▸ TASK INSTRUCTIONS:
Copy the data that follows, character for character, minus the pictures.

▸ ENTRIES PROVIDED:
○ ○ ○
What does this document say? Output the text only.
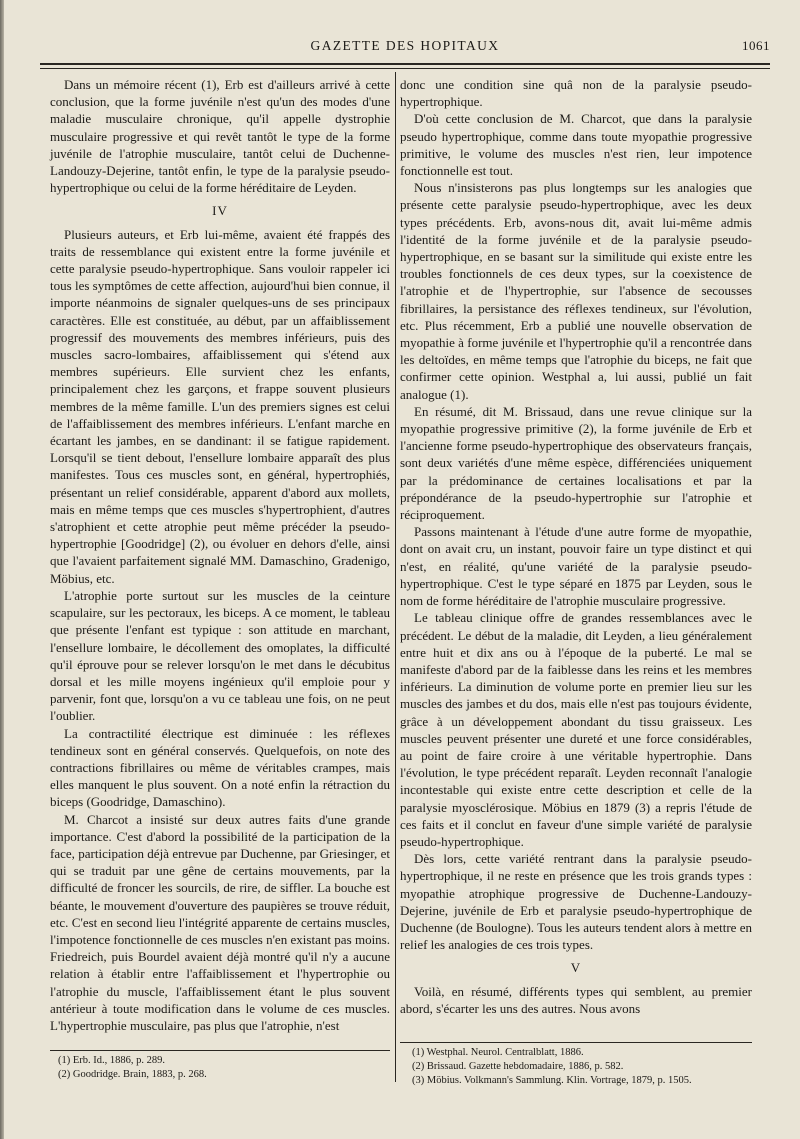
GAZETTE DES HOPITAUX	1061

Dans un mémoire récent (1), Erb est d'ailleurs arrivé à cette conclusion, que la forme juvénile n'est qu'un des modes d'une maladie musculaire chronique, qu'il appelle dystrophie musculaire progressive et qui revêt tantôt le type de la forme juvénile de l'atrophie musculaire, tantôt celui de Duchenne-Landouzy-Dejerine, tantôt enfin, le type de la paralysie pseudo-hypertrophique ou celui de la forme héréditaire de Leyden.

IV

Plusieurs auteurs, et Erb lui-même, avaient été frappés des traits de ressemblance qui existent entre la forme juvénile et cette paralysie pseudo-hypertrophique. Sans vouloir rappeler ici tous les symptômes de cette affection, aujourd'hui bien connue, il importe néanmoins de signaler quelques-uns de ses principaux caractères. Elle est constituée, au début, par un affaiblissement progressif des mouvements des membres inférieurs, puis des muscles sacro-lombaires, affaiblissement qui s'étend aux membres supérieurs. Elle survient chez les enfants, principalement chez les garçons, et frappe souvent plusieurs membres de la même famille. L'un des premiers signes est celui de l'affaiblissement des membres inférieurs. L'enfant marche en écartant les jambes, en se dandinant: il se fatigue rapidement. Lorsqu'il se tient debout, l'ensellure lombaire apparaît des plus manifestes. Tous ces muscles sont, en général, hypertrophiés, présentant un relief considérable, apparent d'abord aux mollets, mais en même temps que ces muscles s'hypertrophient, d'autres s'atrophient et cette atrophie peut même précéder la pseudo-hypertrophie [Goodridge] (2), ou évoluer en dehors d'elle, ainsi que l'avaient parfaitement signalé MM. Damaschino, Gradenigo, Möbius, etc.

L'atrophie porte surtout sur les muscles de la ceinture scapulaire, sur les pectoraux, les biceps. A ce moment, le tableau que présente l'enfant est typique : son attitude en marchant, l'ensellure lombaire, le décollement des omoplates, la difficulté qu'il éprouve pour se relever lorsqu'on le met dans le décubitus dorsal et les mille moyens ingénieux qu'il emploie pour y parvenir, font que, lorsqu'on a vu ce tableau une fois, on ne peut l'oublier.

La contractilité électrique est diminuée : les réflexes tendineux sont en général conservés. Quelquefois, on note des contractions fibrillaires ou même de véritables crampes, mais elles manquent le plus souvent. On a noté enfin la rétraction du biceps (Goodridge, Damaschino).

M. Charcot a insisté sur deux autres faits d'une grande importance. C'est d'abord la possibilité de la participation de la face, participation déjà entrevue par Duchenne, par Griesinger, et qui se traduit par une gêne de certains mouvements, par la difficulté de froncer les sourcils, de rire, de siffler. La bouche est béante, le mouvement d'ouverture des paupières se trouve réduit, etc. C'est en second lieu l'intégrité apparente de certains muscles, l'impotence fonctionnelle de ces muscles n'en existant pas moins. Friedreich, puis Bourdel avaient déjà montré qu'il n'y a aucune relation à établir entre l'affaiblissement et l'hypertrophie ou l'atrophie du muscle, l'affaiblissement étant le plus souvent antérieur à toute modification dans le volume de ces muscles. L'hypertrophie musculaire, pas plus que l'atrophie, n'est

(1) Erb. Id., 1886, p. 289.
(2) Goodridge. Brain, 1883, p. 268.

donc une condition sine quâ non de la paralysie pseudo-hypertrophique.

D'où cette conclusion de M. Charcot, que dans la paralysie pseudo hypertrophique, comme dans toute myopathie progressive primitive, le volume des muscles n'est rien, leur impotence fonctionnelle est tout.

Nous n'insisterons pas plus longtemps sur les analogies que présente cette paralysie pseudo-hypertrophique, avec les deux types précédents. Erb, avons-nous dit, avait lui-même admis l'identité de la forme juvénile et de la paralysie pseudo-hypertrophique, en se basant sur la similitude qui existe entre les troubles fonctionnels de ces deux types, sur la coexistence de l'atrophie et de l'hypertrophie, sur l'absence de secousses fibrillaires, la persistance des réflexes tendineux, sur l'évolution, etc. Plus récemment, Erb a publié une nouvelle observation de myopathie à forme juvénile et l'hypertrophie qu'il a rencontrée dans les deltoïdes, en même temps que l'atrophie du biceps, ne fait que confirmer cette opinion. Westphal a, lui aussi, publié un fait analogue (1).

En résumé, dit M. Brissaud, dans une revue clinique sur la myopathie progressive primitive (2), la forme juvénile de Erb et l'ancienne forme pseudo-hypertrophique des observateurs français, sont deux variétés d'une même espèce, différenciées uniquement par la prédominance de certaines localisations et par la prépondérance de la pseudo-hypertrophie sur l'atrophie et réciproquement.

Passons maintenant à l'étude d'une autre forme de myopathie, dont on avait cru, un instant, pouvoir faire un type distinct et qui n'est, en réalité, qu'une variété de la paralysie pseudo-hypertrophique. C'est le type séparé en 1875 par Leyden, sous le nom de forme héréditaire de l'atrophie musculaire progressive.

Le tableau clinique offre de grandes ressemblances avec le précédent. Le début de la maladie, dit Leyden, a lieu généralement entre huit et dix ans ou à l'époque de la puberté. Le mal se manifeste d'abord par de la faiblesse dans les reins et les membres inférieurs. La diminution de volume porte en premier lieu sur les muscles des jambes et du dos, mais elle n'est pas toujours évidente, grâce à un développement abondant du tissu graisseux. Les muscles peuvent présenter une dureté et une force considérables, au point de faire croire à une véritable hypertrophie. Dans l'évolution, le type précédent reparaît. Leyden reconnaît l'analogie incontestable qui existe entre cette description et celle de la paralysie myosclérosique. Möbius en 1879 (3) a repris l'étude de ces faits et il conclut en faveur d'une simple variété de paralysie pseudo-hypertrophique.

Dès lors, cette variété rentrant dans la paralysie pseudo-hypertrophique, il ne reste en présence que les trois grands types : myopathie atrophique progressive de Duchenne-Landouzy-Dejerine, juvénile de Erb et paralysie pseudo-hypertrophique de Duchenne (de Boulogne). Tous les auteurs tendent alors à mettre en relief les analogies de ces trois types.

V

Voilà, en résumé, différents types qui semblent, au premier abord, s'écarter les uns des autres. Nous avons

(1) Westphal. Neurol. Centralblatt, 1886.
(2) Brissaud. Gazette hebdomadaire, 1886, p. 582.
(3) Möbius. Volkmann's Sammlung. Klin. Vortrage, 1879, p. 1505.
○ ○ ○
▸ SOLUTION TO THE PROBLEM:
What does this document say? Output the text only.
GAZETTE DES HOPITAUX	1061

Dans un mémoire récent (1), Erb est d'ailleurs arrivé à cette conclusion, que la forme juvénile n'est qu'un des modes d'une maladie musculaire chronique, qu'il appelle dystrophie musculaire progressive et qui revêt tantôt le type de la forme juvénile de l'atrophie musculaire, tantôt celui de Duchenne-Landouzy-Dejerine, tantôt enfin, le type de la paralysie pseudo-hypertrophique ou celui de la forme héréditaire de Leyden.

IV

Plusieurs auteurs, et Erb lui-même, avaient été frappés des traits de ressemblance qui existent entre la forme juvénile et cette paralysie pseudo-hypertrophique. Sans vouloir rappeler ici tous les symptômes de cette affection, aujourd'hui bien connue, il importe néanmoins de signaler quelques-uns de ses principaux caractères. Elle est constituée, au début, par un affaiblissement progressif des mouvements des membres inférieurs, puis des muscles sacro-lombaires, affaiblissement qui s'étend aux membres supérieurs. Elle survient chez les enfants, principalement chez les garçons, et frappe souvent plusieurs membres de la même famille. L'un des premiers signes est celui de l'affaiblissement des membres inférieurs. L'enfant marche en écartant les jambes, en se dandinant: il se fatigue rapidement. Lorsqu'il se tient debout, l'ensellure lombaire apparaît des plus manifestes. Tous ces muscles sont, en général, hypertrophiés, présentant un relief considérable, apparent d'abord aux mollets, mais en même temps que ces muscles s'hypertrophient, d'autres s'atrophient et cette atrophie peut même précéder la pseudo-hypertrophie [Goodridge] (2), ou évoluer en dehors d'elle, ainsi que l'avaient parfaitement signalé MM. Damaschino, Gradenigo, Möbius, etc.

L'atrophie porte surtout sur les muscles de la ceinture scapulaire, sur les pectoraux, les biceps. A ce moment, le tableau que présente l'enfant est typique : son attitude en marchant, l'ensellure lombaire, le décollement des omoplates, la difficulté qu'il éprouve pour se relever lorsqu'on le met dans le décubitus dorsal et les mille moyens ingénieux qu'il emploie pour y parvenir, font que, lorsqu'on a vu ce tableau une fois, on ne peut l'oublier.

La contractilité électrique est diminuée : les réflexes tendineux sont en général conservés. Quelquefois, on note des contractions fibrillaires ou même de véritables crampes, mais elles manquent le plus souvent. On a noté enfin la rétraction du biceps (Goodridge, Damaschino).

M. Charcot a insisté sur deux autres faits d'une grande importance. C'est d'abord la possibilité de la participation de la face, participation déjà entrevue par Duchenne, par Griesinger, et qui se traduit par une gêne de certains mouvements, par la difficulté de froncer les sourcils, de rire, de siffler. La bouche est béante, le mouvement d'ouverture des paupières se trouve réduit, etc. C'est en second lieu l'intégrité apparente de certains muscles, l'impotence fonctionnelle de ces muscles n'en existant pas moins. Friedreich, puis Bourdel avaient déjà montré qu'il n'y a aucune relation à établir entre l'affaiblissement et l'hypertrophie ou l'atrophie du muscle, l'affaiblissement étant le plus souvent antérieur à toute modification dans le volume de ces muscles. L'hypertrophie musculaire, pas plus que l'atrophie, n'est

(1) Erb. Id., 1886, p. 289.
(2) Goodridge. Brain, 1883, p. 268.

donc une condition sine quâ non de la paralysie pseudo-hypertrophique.

D'où cette conclusion de M. Charcot, que dans la paralysie pseudo hypertrophique, comme dans toute myopathie progressive primitive, le volume des muscles n'est rien, leur impotence fonctionnelle est tout.

Nous n'insisterons pas plus longtemps sur les analogies que présente cette paralysie pseudo-hypertrophique, avec les deux types précédents. Erb, avons-nous dit, avait lui-même admis l'identité de la forme juvénile et de la paralysie pseudo-hypertrophique, en se basant sur la similitude qui existe entre les troubles fonctionnels de ces deux types, sur la coexistence de l'atrophie et de l'hypertrophie, sur l'absence de secousses fibrillaires, la persistance des réflexes tendineux, sur l'évolution, etc. Plus récemment, Erb a publié une nouvelle observation de myopathie à forme juvénile et l'hypertrophie qu'il a rencontrée dans les deltoïdes, en même temps que l'atrophie du biceps, ne fait que confirmer cette opinion. Westphal a, lui aussi, publié un fait analogue (1).

En résumé, dit M. Brissaud, dans une revue clinique sur la myopathie progressive primitive (2), la forme juvénile de Erb et l'ancienne forme pseudo-hypertrophique des observateurs français, sont deux variétés d'une même espèce, différenciées uniquement par la prédominance de certaines localisations et par la prépondérance de la pseudo-hypertrophie sur l'atrophie et réciproquement.

Passons maintenant à l'étude d'une autre forme de myopathie, dont on avait cru, un instant, pouvoir faire un type distinct et qui n'est, en réalité, qu'une variété de la paralysie pseudo-hypertrophique. C'est le type séparé en 1875 par Leyden, sous le nom de forme héréditaire de l'atrophie musculaire progressive.

Le tableau clinique offre de grandes ressemblances avec le précédent. Le début de la maladie, dit Leyden, a lieu généralement entre huit et dix ans ou à l'époque de la puberté. Le mal se manifeste d'abord par de la faiblesse dans les reins et les membres inférieurs. La diminution de volume porte en premier lieu sur les muscles des jambes et du dos, mais elle n'est pas toujours évidente, grâce à un développement abondant du tissu graisseux. Les muscles peuvent présenter une dureté et une force considérables, au point de faire croire à une véritable hypertrophie. Dans l'évolution, le type précédent reparaît. Leyden reconnaît l'analogie incontestable qui existe entre cette description et celle de la paralysie myosclérosique. Möbius en 1879 (3) a repris l'étude de ces faits et il conclut en faveur d'une simple variété de paralysie pseudo-hypertrophique.

Dès lors, cette variété rentrant dans la paralysie pseudo-hypertrophique, il ne reste en présence que les trois grands types : myopathie atrophique progressive de Duchenne-Landouzy-Dejerine, juvénile de Erb et paralysie pseudo-hypertrophique de Duchenne (de Boulogne). Tous les auteurs tendent alors à mettre en relief les analogies de ces trois types.

V

Voilà, en résumé, différents types qui semblent, au premier abord, s'écarter les uns des autres. Nous avons

(1) Westphal. Neurol. Centralblatt, 1886.
(2) Brissaud. Gazette hebdomadaire, 1886, p. 582.
(3) Möbius. Volkmann's Sammlung. Klin. Vortrage, 1879, p. 1505.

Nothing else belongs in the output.